Requirements
Transcribe the records below in full; pictures stay out of the copy.

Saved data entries
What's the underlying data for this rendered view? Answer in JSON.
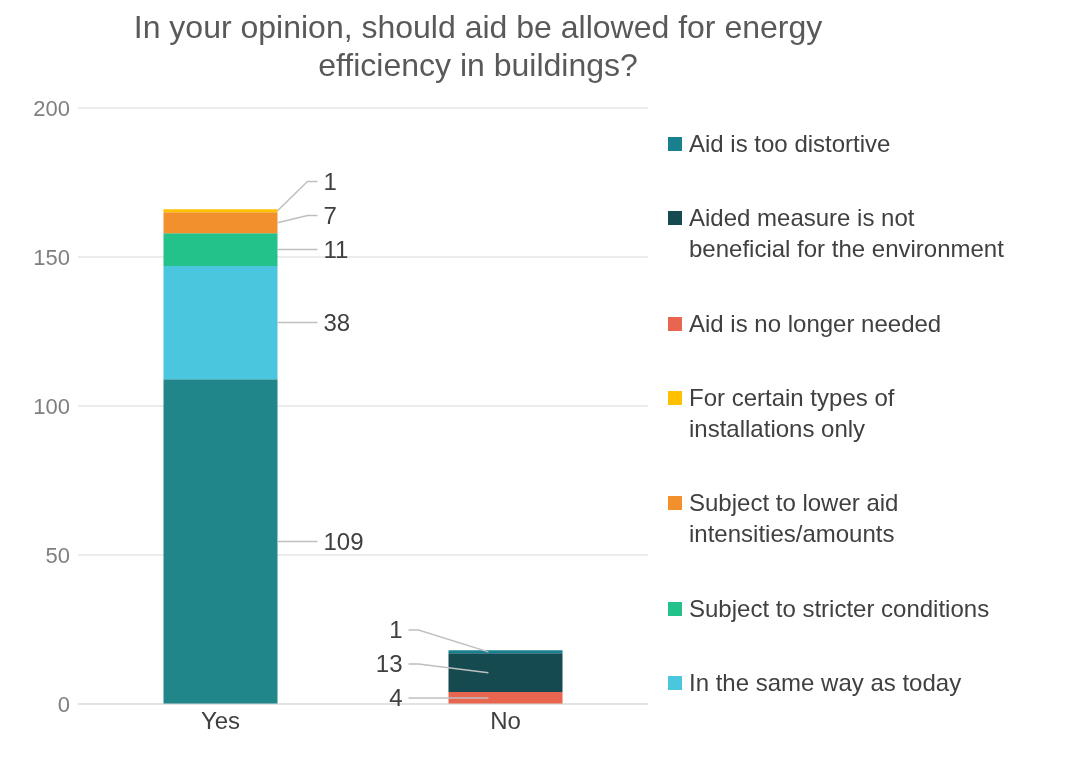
{
  "chart_data": {
    "type": "bar",
    "title": "In your opinion, should aid be allowed for energy efficiency in buildings?",
    "categories": [
      "Yes",
      "No"
    ],
    "stacked": true,
    "series": [
      {
        "color": "#21868a",
        "values": [
          109,
          null
        ]
      },
      {
        "name": "In the same way as today",
        "color": "#4bc6df",
        "values": [
          38,
          null
        ]
      },
      {
        "name": "Subject to stricter conditions",
        "color": "#23c28a",
        "values": [
          11,
          null
        ]
      },
      {
        "name": "Subject to lower aid intensities/amounts",
        "color": "#f1902c",
        "values": [
          7,
          null
        ]
      },
      {
        "name": "For certain types of installations only",
        "color": "#ffc000",
        "values": [
          1,
          null
        ]
      },
      {
        "name": "Aid is no longer needed",
        "color": "#e8664f",
        "values": [
          null,
          4
        ]
      },
      {
        "name": "Aided measure is not beneficial for the environment",
        "color": "#154a51",
        "values": [
          null,
          13
        ]
      },
      {
        "name": "Aid is too distortive",
        "color": "#19808f",
        "values": [
          null,
          1
        ]
      }
    ],
    "ylim": [
      0,
      200
    ],
    "yticks": [
      0,
      50,
      100,
      150,
      200
    ],
    "grid": "y",
    "legend": "right",
    "data_labels": true
  }
}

Response below
What's the underlying data for this rendered view? Answer in JSON.
{
  "chart_data": {
    "type": "bar",
    "title": "In your opinion, should aid be allowed for energy efficiency in buildings?",
    "categories": [
      "Yes",
      "No"
    ],
    "stacked": true,
    "series": [
      {
        "color": "#21868a",
        "values": [
          109,
          null
        ]
      },
      {
        "name": "In the same way as today",
        "color": "#4bc6df",
        "values": [
          38,
          null
        ]
      },
      {
        "name": "Subject to stricter conditions",
        "color": "#23c28a",
        "values": [
          11,
          null
        ]
      },
      {
        "name": "Subject to lower aid intensities/amounts",
        "color": "#f1902c",
        "values": [
          7,
          null
        ]
      },
      {
        "name": "For certain types of installations only",
        "color": "#ffc000",
        "values": [
          1,
          null
        ]
      },
      {
        "name": "Aid is no longer needed",
        "color": "#e8664f",
        "values": [
          null,
          4
        ]
      },
      {
        "name": "Aided measure is not beneficial for the environment",
        "color": "#154a51",
        "values": [
          null,
          13
        ]
      },
      {
        "name": "Aid is too distortive",
        "color": "#19808f",
        "values": [
          null,
          1
        ]
      }
    ],
    "ylim": [
      0,
      200
    ],
    "yticks": [
      0,
      50,
      100,
      150,
      200
    ],
    "grid": "y",
    "legend": "right",
    "data_labels": true
  }
}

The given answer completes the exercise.